### WRITTEN EXERCISE
Gather each line containing the string "JSON" from these entries.

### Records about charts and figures
** start **
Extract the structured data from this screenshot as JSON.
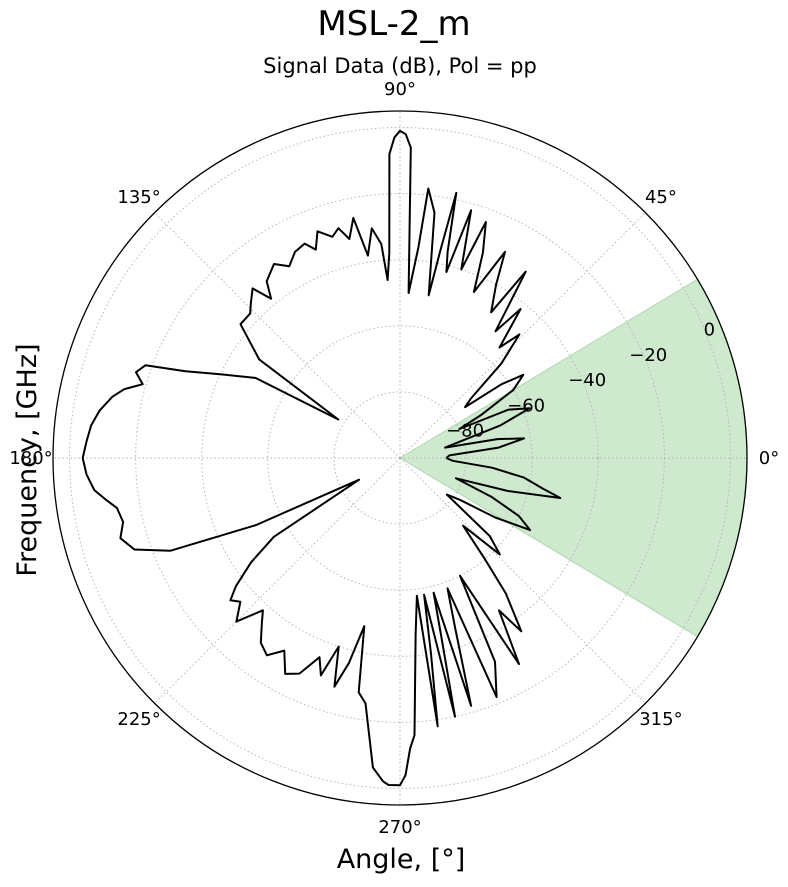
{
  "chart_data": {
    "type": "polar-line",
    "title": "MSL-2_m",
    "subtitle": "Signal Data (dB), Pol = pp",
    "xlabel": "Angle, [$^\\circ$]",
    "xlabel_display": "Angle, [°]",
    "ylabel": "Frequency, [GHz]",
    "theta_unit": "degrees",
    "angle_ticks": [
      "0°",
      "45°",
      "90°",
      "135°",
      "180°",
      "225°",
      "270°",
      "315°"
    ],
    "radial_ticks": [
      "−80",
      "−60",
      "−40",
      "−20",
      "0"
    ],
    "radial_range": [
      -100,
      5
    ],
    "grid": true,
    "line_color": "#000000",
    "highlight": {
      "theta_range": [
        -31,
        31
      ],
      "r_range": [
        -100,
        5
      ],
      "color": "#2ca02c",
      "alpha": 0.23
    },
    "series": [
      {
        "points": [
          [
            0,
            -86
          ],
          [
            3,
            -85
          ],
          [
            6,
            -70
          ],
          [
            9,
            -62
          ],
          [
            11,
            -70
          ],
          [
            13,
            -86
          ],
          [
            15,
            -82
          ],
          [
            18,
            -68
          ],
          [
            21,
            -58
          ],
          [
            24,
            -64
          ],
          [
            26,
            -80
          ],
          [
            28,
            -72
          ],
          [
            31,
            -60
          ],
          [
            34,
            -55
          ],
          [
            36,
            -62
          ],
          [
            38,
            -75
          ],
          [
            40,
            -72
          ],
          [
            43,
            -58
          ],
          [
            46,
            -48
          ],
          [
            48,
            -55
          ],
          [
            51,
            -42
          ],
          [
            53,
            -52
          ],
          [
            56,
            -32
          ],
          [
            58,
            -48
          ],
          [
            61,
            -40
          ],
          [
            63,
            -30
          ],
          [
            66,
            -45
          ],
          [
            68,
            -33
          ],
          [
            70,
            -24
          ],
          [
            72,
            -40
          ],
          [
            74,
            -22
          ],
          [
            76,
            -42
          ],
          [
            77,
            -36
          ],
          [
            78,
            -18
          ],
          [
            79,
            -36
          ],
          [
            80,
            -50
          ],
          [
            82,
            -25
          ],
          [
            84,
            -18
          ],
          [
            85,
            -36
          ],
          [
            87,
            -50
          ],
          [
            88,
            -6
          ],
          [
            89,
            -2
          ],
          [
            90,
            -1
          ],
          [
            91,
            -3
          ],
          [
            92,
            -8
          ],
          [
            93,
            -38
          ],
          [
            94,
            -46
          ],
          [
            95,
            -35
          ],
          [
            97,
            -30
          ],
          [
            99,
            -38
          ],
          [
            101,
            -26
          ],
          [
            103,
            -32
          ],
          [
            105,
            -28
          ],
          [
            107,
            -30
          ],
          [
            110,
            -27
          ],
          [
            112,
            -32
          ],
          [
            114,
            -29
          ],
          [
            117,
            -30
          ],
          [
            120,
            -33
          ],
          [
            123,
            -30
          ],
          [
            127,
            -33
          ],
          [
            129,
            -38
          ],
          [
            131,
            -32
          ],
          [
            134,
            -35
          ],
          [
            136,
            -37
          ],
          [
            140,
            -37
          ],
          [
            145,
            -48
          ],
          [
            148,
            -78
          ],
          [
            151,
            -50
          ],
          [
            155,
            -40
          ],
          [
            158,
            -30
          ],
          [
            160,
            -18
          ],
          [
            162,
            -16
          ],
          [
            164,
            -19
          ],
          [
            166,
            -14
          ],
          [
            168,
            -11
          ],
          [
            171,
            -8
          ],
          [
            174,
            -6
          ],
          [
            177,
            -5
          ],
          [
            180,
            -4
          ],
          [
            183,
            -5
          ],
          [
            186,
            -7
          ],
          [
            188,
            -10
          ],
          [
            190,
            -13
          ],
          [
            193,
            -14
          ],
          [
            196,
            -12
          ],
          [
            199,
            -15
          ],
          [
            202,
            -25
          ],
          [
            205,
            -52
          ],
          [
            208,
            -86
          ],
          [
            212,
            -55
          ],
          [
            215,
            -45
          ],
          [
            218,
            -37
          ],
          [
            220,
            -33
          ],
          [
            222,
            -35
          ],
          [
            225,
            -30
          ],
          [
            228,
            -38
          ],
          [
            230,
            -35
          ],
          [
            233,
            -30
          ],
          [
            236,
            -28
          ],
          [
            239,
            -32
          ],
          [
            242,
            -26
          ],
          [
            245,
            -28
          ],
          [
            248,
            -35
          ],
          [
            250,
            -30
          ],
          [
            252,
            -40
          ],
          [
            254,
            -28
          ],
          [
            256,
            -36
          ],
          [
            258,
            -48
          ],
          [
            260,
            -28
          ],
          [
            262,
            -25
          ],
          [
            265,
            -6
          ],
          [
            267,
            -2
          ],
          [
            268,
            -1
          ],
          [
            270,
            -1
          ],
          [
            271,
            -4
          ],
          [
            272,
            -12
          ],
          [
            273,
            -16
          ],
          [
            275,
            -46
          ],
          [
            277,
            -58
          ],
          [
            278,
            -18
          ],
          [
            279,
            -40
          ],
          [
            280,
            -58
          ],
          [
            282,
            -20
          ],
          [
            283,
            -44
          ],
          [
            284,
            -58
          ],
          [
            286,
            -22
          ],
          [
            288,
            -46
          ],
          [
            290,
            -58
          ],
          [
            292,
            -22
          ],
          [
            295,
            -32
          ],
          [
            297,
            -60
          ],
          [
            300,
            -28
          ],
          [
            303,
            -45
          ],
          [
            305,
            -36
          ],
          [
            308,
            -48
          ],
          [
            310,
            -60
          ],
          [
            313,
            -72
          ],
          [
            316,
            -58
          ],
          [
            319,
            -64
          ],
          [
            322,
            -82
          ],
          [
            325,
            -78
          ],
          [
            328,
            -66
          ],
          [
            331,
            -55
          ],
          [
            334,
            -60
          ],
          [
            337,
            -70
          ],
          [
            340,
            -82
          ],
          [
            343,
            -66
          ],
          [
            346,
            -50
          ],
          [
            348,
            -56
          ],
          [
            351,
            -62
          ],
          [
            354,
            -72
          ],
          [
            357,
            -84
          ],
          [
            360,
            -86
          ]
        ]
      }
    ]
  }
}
** end **
** start **
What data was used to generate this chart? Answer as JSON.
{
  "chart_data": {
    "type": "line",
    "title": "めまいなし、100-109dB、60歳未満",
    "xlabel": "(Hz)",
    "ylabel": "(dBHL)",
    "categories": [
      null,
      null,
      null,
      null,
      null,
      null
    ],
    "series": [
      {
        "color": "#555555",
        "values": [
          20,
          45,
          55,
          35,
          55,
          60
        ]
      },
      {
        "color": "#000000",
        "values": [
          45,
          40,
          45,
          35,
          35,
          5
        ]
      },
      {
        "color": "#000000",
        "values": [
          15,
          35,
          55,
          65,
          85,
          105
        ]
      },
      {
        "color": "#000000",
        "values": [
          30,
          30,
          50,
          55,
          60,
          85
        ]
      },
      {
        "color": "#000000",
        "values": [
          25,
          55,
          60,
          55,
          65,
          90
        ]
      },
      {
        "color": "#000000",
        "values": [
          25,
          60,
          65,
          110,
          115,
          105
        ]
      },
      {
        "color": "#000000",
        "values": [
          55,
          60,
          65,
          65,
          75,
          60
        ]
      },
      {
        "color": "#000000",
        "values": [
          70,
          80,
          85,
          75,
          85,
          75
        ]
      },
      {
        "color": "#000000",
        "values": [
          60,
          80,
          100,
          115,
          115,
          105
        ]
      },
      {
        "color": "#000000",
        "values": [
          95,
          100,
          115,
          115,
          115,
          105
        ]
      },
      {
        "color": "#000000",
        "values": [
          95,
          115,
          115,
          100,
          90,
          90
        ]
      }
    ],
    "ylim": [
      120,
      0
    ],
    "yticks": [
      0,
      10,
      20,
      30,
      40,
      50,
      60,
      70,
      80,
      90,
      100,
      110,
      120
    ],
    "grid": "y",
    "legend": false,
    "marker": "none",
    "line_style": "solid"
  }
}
** end **
### EXERCISE ANSWER
Extract the structured data from this screenshot as JSON.
What data was used to generate this chart? Answer as JSON.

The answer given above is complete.